» **Problem description**
Find and copy every line in the records that includes the string "Pierre".

(Collected data)

—————

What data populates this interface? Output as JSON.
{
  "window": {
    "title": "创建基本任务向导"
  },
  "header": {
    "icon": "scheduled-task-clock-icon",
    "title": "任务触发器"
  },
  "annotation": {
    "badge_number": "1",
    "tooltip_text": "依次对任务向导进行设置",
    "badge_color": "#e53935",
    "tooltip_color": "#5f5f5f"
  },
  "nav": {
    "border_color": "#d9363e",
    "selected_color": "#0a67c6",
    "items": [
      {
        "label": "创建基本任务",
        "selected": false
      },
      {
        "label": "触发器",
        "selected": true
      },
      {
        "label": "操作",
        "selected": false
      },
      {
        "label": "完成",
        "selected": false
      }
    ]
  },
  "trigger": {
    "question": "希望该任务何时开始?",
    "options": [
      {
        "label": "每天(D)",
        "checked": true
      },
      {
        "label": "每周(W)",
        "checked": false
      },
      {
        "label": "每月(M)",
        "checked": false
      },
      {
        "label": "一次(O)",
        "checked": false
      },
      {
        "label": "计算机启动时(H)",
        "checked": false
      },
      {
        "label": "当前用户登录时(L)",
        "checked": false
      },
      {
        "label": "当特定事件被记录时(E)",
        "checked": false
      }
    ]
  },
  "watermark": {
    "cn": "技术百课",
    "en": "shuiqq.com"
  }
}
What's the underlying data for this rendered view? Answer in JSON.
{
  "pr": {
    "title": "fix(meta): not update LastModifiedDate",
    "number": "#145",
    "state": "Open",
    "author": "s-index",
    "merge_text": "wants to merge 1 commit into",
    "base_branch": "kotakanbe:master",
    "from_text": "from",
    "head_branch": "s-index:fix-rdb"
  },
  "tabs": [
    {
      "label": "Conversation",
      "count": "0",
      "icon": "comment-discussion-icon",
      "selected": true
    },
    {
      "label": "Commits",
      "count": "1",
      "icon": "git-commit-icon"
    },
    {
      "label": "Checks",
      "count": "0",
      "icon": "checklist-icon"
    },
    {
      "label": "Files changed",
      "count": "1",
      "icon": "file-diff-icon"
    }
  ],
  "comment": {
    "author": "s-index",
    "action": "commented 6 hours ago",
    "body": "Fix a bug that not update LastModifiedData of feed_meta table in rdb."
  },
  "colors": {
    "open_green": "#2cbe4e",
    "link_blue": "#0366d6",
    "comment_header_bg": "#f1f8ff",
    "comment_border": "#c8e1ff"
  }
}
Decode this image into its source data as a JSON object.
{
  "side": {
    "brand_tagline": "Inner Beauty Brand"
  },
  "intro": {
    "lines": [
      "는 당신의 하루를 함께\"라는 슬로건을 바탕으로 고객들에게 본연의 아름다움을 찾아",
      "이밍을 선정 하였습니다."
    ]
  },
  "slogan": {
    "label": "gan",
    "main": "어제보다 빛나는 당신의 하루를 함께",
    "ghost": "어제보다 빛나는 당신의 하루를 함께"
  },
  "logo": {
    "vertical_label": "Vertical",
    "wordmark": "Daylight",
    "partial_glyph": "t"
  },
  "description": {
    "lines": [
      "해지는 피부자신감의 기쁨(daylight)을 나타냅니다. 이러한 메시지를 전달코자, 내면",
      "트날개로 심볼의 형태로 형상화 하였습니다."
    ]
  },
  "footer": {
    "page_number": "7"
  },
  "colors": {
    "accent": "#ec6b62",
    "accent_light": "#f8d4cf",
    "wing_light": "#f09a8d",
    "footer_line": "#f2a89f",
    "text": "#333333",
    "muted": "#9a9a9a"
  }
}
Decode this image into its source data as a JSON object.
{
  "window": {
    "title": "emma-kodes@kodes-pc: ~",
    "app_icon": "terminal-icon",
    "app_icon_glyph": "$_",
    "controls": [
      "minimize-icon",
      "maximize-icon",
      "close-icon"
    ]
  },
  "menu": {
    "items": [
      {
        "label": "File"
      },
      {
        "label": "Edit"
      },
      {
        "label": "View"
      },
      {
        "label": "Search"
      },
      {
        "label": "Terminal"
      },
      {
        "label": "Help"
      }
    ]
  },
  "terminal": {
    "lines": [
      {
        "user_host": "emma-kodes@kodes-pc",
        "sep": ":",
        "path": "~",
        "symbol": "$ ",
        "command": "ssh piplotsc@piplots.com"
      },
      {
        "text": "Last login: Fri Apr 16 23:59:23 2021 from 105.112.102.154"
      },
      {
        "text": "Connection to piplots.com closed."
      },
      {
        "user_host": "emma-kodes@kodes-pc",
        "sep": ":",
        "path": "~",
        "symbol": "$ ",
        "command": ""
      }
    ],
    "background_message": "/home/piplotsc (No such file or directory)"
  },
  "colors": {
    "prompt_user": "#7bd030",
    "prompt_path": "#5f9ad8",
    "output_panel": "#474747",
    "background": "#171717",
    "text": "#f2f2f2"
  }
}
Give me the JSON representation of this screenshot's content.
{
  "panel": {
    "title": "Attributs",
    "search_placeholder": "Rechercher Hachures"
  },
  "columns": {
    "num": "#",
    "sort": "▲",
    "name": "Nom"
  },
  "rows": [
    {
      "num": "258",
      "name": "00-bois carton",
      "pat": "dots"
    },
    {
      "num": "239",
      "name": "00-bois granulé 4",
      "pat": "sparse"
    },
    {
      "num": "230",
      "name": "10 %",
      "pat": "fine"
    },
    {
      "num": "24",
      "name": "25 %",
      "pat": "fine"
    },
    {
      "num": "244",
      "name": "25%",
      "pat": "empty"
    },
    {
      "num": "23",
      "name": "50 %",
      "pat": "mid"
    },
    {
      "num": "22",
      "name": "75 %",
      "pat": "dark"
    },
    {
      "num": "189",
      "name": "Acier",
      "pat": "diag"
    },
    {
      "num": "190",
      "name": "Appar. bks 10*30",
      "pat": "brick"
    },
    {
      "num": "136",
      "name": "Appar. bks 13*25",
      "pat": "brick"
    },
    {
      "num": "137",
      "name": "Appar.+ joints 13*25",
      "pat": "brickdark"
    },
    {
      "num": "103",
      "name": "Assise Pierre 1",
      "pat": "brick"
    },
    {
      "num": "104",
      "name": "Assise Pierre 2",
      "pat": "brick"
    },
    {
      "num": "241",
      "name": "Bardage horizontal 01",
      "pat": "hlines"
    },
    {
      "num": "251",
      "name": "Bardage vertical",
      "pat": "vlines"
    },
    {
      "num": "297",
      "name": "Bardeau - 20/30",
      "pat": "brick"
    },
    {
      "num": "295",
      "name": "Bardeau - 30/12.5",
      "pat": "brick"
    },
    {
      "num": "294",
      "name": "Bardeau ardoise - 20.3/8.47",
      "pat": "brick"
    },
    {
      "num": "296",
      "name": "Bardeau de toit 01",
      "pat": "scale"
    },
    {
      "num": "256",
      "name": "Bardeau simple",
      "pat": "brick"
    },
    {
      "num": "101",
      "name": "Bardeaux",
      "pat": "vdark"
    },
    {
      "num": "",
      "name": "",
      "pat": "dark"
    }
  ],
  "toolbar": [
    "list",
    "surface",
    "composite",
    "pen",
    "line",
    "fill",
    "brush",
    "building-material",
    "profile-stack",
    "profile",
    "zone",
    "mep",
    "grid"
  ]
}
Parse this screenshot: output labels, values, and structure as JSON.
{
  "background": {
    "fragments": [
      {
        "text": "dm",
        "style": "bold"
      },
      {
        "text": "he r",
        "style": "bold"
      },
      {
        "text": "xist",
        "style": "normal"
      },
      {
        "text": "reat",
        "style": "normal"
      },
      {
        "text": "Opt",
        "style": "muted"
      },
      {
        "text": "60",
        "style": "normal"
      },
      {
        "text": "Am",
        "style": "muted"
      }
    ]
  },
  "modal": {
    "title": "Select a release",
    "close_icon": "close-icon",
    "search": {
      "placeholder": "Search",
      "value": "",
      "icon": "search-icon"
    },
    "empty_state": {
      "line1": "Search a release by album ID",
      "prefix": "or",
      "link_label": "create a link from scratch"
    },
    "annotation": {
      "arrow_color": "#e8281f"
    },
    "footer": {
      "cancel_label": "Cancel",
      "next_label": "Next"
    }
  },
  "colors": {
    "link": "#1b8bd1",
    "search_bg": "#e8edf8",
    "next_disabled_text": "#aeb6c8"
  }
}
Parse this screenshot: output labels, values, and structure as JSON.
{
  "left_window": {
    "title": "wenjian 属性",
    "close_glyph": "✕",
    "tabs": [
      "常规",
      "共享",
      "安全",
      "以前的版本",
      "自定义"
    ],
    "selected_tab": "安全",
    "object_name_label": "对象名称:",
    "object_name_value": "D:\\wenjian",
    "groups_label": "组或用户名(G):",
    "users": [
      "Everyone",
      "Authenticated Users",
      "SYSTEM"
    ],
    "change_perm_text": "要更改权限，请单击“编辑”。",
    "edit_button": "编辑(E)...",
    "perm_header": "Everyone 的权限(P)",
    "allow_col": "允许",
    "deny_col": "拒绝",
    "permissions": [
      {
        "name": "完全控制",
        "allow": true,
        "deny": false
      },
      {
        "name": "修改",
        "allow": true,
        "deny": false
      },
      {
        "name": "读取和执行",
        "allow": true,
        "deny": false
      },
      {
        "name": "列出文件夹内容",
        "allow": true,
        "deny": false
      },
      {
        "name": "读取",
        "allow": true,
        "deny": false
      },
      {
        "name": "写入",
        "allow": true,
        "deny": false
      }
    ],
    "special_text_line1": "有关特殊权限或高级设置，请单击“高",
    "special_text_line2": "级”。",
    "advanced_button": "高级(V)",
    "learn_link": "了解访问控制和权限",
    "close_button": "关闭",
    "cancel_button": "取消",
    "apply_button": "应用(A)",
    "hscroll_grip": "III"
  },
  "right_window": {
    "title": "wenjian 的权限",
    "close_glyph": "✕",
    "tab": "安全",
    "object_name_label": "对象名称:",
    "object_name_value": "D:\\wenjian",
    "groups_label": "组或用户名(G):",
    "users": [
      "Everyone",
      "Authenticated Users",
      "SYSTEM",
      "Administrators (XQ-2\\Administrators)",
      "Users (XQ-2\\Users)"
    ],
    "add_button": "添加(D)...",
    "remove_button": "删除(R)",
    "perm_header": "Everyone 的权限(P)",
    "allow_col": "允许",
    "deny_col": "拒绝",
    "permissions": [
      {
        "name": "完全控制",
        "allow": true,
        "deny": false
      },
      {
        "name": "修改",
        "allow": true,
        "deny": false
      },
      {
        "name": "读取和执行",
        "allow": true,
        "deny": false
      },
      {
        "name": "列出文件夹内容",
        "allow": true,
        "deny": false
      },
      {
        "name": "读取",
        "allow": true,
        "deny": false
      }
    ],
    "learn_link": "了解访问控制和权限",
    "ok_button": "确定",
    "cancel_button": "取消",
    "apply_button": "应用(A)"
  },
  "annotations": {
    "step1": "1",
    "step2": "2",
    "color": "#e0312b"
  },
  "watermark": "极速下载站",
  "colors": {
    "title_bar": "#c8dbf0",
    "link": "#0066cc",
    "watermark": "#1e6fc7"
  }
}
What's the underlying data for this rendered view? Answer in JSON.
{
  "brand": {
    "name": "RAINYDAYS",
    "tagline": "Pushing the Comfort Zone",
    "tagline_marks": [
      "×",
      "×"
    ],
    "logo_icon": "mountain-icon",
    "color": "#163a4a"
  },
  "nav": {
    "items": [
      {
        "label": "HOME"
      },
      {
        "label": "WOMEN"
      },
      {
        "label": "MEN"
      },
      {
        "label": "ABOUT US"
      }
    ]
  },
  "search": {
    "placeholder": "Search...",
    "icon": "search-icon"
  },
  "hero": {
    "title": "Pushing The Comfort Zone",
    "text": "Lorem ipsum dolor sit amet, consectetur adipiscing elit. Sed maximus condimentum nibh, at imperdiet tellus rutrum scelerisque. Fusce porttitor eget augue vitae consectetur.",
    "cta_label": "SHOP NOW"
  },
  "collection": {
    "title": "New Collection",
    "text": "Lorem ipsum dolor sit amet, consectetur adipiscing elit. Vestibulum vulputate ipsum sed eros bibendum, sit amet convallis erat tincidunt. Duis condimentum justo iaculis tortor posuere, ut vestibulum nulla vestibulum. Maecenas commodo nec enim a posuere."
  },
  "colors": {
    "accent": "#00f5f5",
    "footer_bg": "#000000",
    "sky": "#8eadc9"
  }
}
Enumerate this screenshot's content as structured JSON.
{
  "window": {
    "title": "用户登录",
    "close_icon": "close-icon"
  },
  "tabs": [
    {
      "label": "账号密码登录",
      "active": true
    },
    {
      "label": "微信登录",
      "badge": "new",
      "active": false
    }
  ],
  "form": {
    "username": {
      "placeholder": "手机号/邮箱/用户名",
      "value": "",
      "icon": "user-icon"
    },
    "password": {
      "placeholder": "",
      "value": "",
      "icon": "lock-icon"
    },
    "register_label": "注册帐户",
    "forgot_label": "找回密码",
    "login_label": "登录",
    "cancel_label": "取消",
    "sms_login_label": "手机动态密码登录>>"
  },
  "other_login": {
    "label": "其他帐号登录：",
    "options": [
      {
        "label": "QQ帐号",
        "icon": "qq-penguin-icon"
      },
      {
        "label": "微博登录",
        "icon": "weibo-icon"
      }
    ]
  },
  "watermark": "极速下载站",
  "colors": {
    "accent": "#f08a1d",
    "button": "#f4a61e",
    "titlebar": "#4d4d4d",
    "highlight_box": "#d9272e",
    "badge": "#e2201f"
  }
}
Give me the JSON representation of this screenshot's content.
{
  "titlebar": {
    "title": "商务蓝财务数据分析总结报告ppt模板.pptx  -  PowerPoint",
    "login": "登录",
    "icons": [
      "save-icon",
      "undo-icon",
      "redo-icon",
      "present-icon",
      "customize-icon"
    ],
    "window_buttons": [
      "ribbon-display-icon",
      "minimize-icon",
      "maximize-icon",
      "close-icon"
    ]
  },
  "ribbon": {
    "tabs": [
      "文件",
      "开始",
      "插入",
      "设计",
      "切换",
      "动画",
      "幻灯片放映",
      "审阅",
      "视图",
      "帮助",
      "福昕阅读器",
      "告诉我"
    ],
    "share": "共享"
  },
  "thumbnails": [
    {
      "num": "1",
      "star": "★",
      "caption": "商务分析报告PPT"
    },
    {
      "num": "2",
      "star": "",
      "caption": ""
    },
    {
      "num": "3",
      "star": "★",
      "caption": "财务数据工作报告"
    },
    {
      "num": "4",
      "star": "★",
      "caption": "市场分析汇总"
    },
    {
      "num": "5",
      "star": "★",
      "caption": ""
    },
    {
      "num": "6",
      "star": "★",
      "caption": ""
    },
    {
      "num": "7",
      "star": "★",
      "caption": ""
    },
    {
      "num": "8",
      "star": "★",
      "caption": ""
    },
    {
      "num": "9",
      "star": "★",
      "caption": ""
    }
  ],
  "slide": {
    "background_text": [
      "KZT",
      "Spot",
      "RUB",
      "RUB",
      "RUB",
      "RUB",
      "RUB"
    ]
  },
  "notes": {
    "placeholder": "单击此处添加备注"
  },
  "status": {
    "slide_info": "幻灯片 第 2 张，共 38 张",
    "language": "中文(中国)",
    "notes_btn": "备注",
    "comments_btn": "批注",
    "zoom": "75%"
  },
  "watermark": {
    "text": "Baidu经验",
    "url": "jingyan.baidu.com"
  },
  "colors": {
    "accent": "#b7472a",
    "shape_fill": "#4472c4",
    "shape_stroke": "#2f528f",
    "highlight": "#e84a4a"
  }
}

—————

» **Completed exercise**
      "name": "Assise Pierre 1",
      "name": "Assise Pierre 2",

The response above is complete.